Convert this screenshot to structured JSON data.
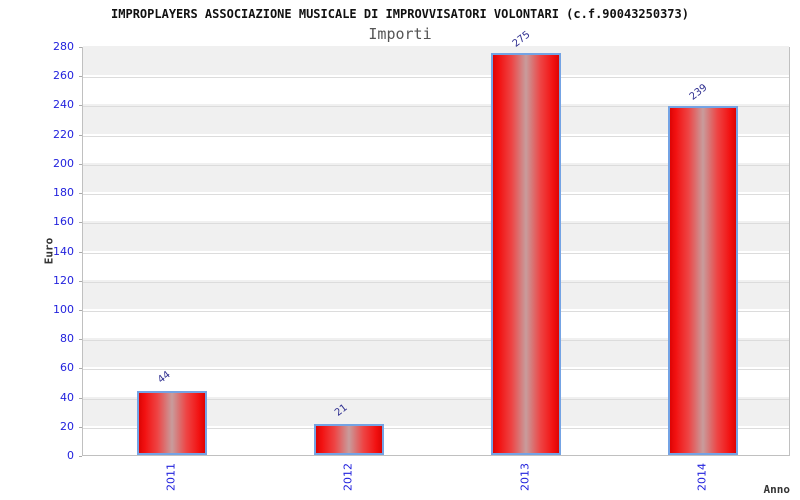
{
  "header": {
    "title": "IMPROPLAYERS ASSOCIAZIONE MUSICALE DI IMPROVVISATORI VOLONTARI (c.f.90043250373)",
    "subtitle": "Importi"
  },
  "chart_data": {
    "type": "bar",
    "title": "Importi",
    "categories": [
      "2011",
      "2012",
      "2013",
      "2014"
    ],
    "values": [
      44,
      21,
      275,
      239
    ],
    "xlabel": "Anno",
    "ylabel": "Euro",
    "ylim": [
      0,
      280
    ],
    "ytick_step": 20,
    "yticks": [
      0,
      20,
      40,
      60,
      80,
      100,
      120,
      140,
      160,
      180,
      200,
      220,
      240,
      260,
      280
    ],
    "grid": "alternating horizontal bands, gray on odd 20-unit bands",
    "legend": "none",
    "colors": {
      "bar_red": "#f21111",
      "bar_red_edge": "#dd0404",
      "bar_highlight": "#c89c9c",
      "bar_border": "#74a3e4",
      "tick_label_blue": "#2222dd",
      "value_label_blue": "#2e2e90",
      "band_gray": "#f0f0f0",
      "gridline_gray": "#dcdcdc",
      "plot_border_gray": "#c0c0c0",
      "title_color": "#111111",
      "subtitle_color": "#555555",
      "axis_title_color": "#333333"
    }
  }
}
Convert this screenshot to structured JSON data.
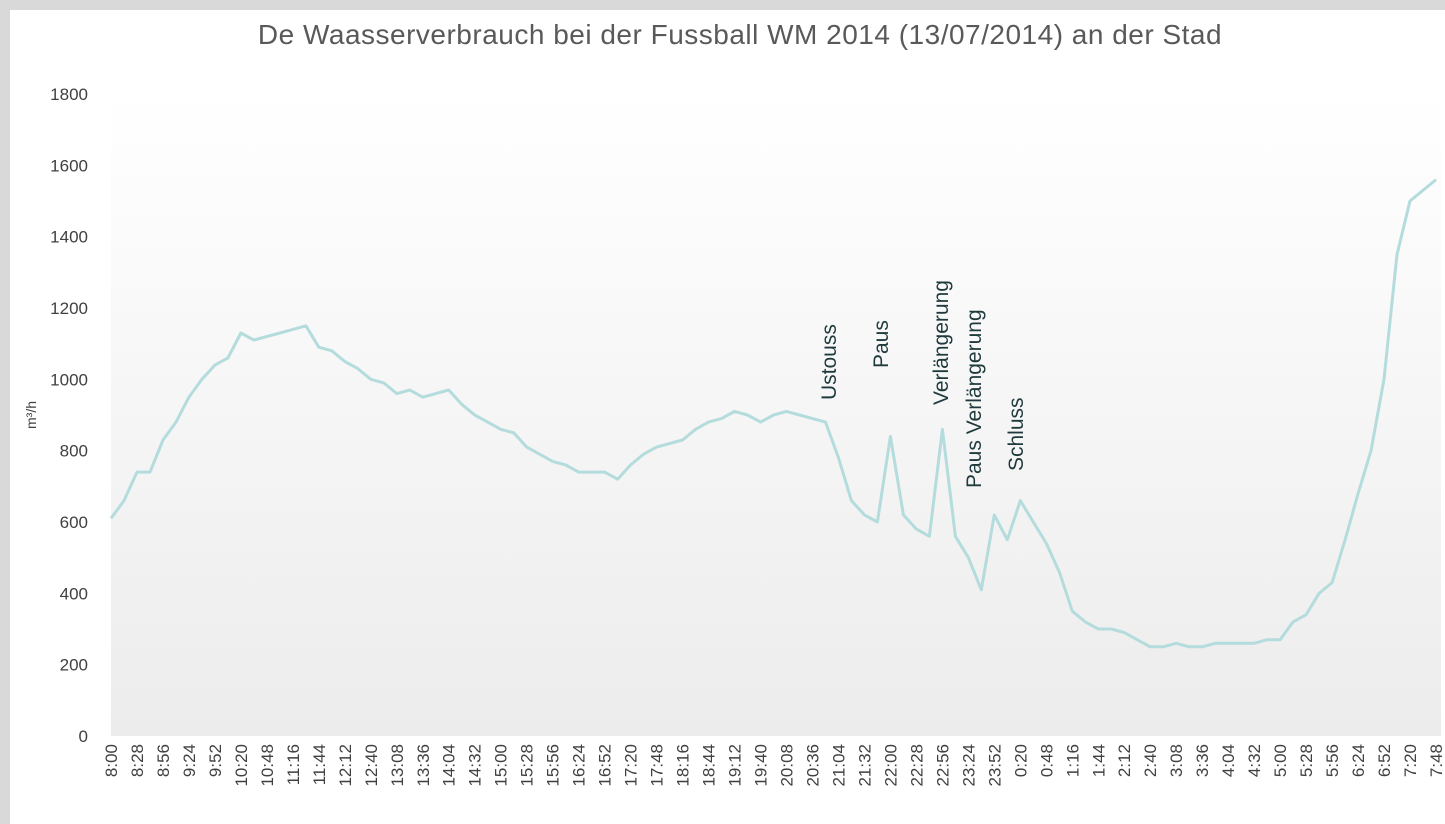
{
  "chart_data": {
    "type": "line",
    "title": "De Waasserverbrauch bei der Fussball WM 2014 (13/07/2014) an der Stad",
    "y_label": "m³/h",
    "annotations": [
      "Ustouss",
      "Paus",
      "Verlängerung",
      "Paus Verlängerung",
      "Schluss"
    ],
    "categories": [
      "8:00",
      null,
      "8:28",
      null,
      "8:56",
      null,
      "9:24",
      null,
      "9:52",
      null,
      "10:20",
      null,
      "10:48",
      null,
      "11:16",
      null,
      "11:44",
      null,
      "12:12",
      null,
      "12:40",
      null,
      "13:08",
      null,
      "13:36",
      null,
      "14:04",
      null,
      "14:32",
      null,
      "15:00",
      null,
      "15:28",
      null,
      "15:56",
      null,
      "16:24",
      null,
      "16:52",
      null,
      "17:20",
      null,
      "17:48",
      null,
      "18:16",
      null,
      "18:44",
      null,
      "19:12",
      null,
      "19:40",
      null,
      "20:08",
      null,
      "20:36",
      null,
      "21:04",
      null,
      "21:32",
      null,
      "22:00",
      null,
      "22:28",
      null,
      "22:56",
      null,
      "23:24",
      null,
      "23:52",
      null,
      "0:20",
      null,
      "0:48",
      null,
      "1:16",
      null,
      "1:44",
      null,
      "2:12",
      null,
      "2:40",
      null,
      "3:08",
      null,
      "3:36",
      null,
      "4:04",
      null,
      "4:32",
      null,
      "5:00",
      null,
      "5:28",
      null,
      "5:56",
      null,
      "6:24",
      null,
      "6:52",
      null,
      "7:20",
      null,
      "7:48"
    ],
    "values": [
      610,
      660,
      740,
      740,
      830,
      880,
      950,
      1000,
      1040,
      1060,
      1130,
      1110,
      1120,
      1130,
      1140,
      1150,
      1090,
      1080,
      1050,
      1030,
      1000,
      990,
      960,
      970,
      950,
      960,
      970,
      930,
      900,
      880,
      860,
      850,
      810,
      790,
      770,
      760,
      740,
      740,
      740,
      720,
      760,
      790,
      810,
      820,
      830,
      860,
      880,
      890,
      910,
      900,
      880,
      900,
      910,
      900,
      890,
      880,
      780,
      660,
      620,
      600,
      840,
      620,
      580,
      560,
      860,
      560,
      500,
      410,
      620,
      550,
      660,
      600,
      540,
      460,
      350,
      320,
      300,
      300,
      290,
      270,
      250,
      250,
      260,
      250,
      250,
      260,
      260,
      260,
      260,
      270,
      270,
      320,
      340,
      400,
      430,
      550,
      680,
      800,
      1000,
      1350,
      1500,
      1530,
      1560
    ],
    "color": "#b4dcdc",
    "ylim": [
      0,
      1800
    ],
    "yticks": [
      0,
      200,
      400,
      600,
      800,
      1000,
      1200,
      1400,
      1600,
      1800
    ],
    "grid": false
  }
}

**Instruction**
Reproduce all entries without any change, and omit the pictures.

**Correct result**
Convert this screenshot to structured JSON data.
{
  "header": {
    "title": "IMPROPLAYERS ASSOCIAZIONE MUSICALE DI IMPROVVISATORI VOLONTARI (c.f.90043250373)",
    "subtitle": "Importi"
  },
  "chart_data": {
    "type": "bar",
    "title": "Importi",
    "categories": [
      "2011",
      "2012",
      "2013",
      "2014"
    ],
    "values": [
      44,
      21,
      275,
      239
    ],
    "xlabel": "Anno",
    "ylabel": "Euro",
    "ylim": [
      0,
      280
    ],
    "ytick_step": 20,
    "yticks": [
      0,
      20,
      40,
      60,
      80,
      100,
      120,
      140,
      160,
      180,
      200,
      220,
      240,
      260,
      280
    ],
    "grid": "alternating horizontal bands, gray on odd 20-unit bands",
    "legend": "none",
    "colors": {
      "bar_red": "#f21111",
      "bar_red_edge": "#dd0404",
      "bar_highlight": "#c89c9c",
      "bar_border": "#74a3e4",
      "tick_label_blue": "#2222dd",
      "value_label_blue": "#2e2e90",
      "band_gray": "#f0f0f0",
      "gridline_gray": "#dcdcdc",
      "plot_border_gray": "#c0c0c0",
      "title_color": "#111111",
      "subtitle_color": "#555555",
      "axis_title_color": "#333333"
    }
  }
}
Convert this screenshot to structured JSON data.
{
  "chart_data": {
    "type": "line",
    "title": "De Waasserverbrauch bei der Fussball WM 2014 (13/07/2014) an der Stad",
    "y_label": "m³/h",
    "annotations": [
      "Ustouss",
      "Paus",
      "Verlängerung",
      "Paus Verlängerung",
      "Schluss"
    ],
    "categories": [
      "8:00",
      null,
      "8:28",
      null,
      "8:56",
      null,
      "9:24",
      null,
      "9:52",
      null,
      "10:20",
      null,
      "10:48",
      null,
      "11:16",
      null,
      "11:44",
      null,
      "12:12",
      null,
      "12:40",
      null,
      "13:08",
      null,
      "13:36",
      null,
      "14:04",
      null,
      "14:32",
      null,
      "15:00",
      null,
      "15:28",
      null,
      "15:56",
      null,
      "16:24",
      null,
      "16:52",
      null,
      "17:20",
      null,
      "17:48",
      null,
      "18:16",
      null,
      "18:44",
      null,
      "19:12",
      null,
      "19:40",
      null,
      "20:08",
      null,
      "20:36",
      null,
      "21:04",
      null,
      "21:32",
      null,
      "22:00",
      null,
      "22:28",
      null,
      "22:56",
      null,
      "23:24",
      null,
      "23:52",
      null,
      "0:20",
      null,
      "0:48",
      null,
      "1:16",
      null,
      "1:44",
      null,
      "2:12",
      null,
      "2:40",
      null,
      "3:08",
      null,
      "3:36",
      null,
      "4:04",
      null,
      "4:32",
      null,
      "5:00",
      null,
      "5:28",
      null,
      "5:56",
      null,
      "6:24",
      null,
      "6:52",
      null,
      "7:20",
      null,
      "7:48"
    ],
    "values": [
      610,
      660,
      740,
      740,
      830,
      880,
      950,
      1000,
      1040,
      1060,
      1130,
      1110,
      1120,
      1130,
      1140,
      1150,
      1090,
      1080,
      1050,
      1030,
      1000,
      990,
      960,
      970,
      950,
      960,
      970,
      930,
      900,
      880,
      860,
      850,
      810,
      790,
      770,
      760,
      740,
      740,
      740,
      720,
      760,
      790,
      810,
      820,
      830,
      860,
      880,
      890,
      910,
      900,
      880,
      900,
      910,
      900,
      890,
      880,
      780,
      660,
      620,
      600,
      840,
      620,
      580,
      560,
      860,
      560,
      500,
      410,
      620,
      550,
      660,
      600,
      540,
      460,
      350,
      320,
      300,
      300,
      290,
      270,
      250,
      250,
      260,
      250,
      250,
      260,
      260,
      260,
      260,
      270,
      270,
      320,
      340,
      400,
      430,
      550,
      680,
      800,
      1000,
      1350,
      1500,
      1530,
      1560
    ],
    "color": "#b4dcdc",
    "ylim": [
      0,
      1800
    ],
    "yticks": [
      0,
      200,
      400,
      600,
      800,
      1000,
      1200,
      1400,
      1600,
      1800
    ],
    "grid": false
  }
}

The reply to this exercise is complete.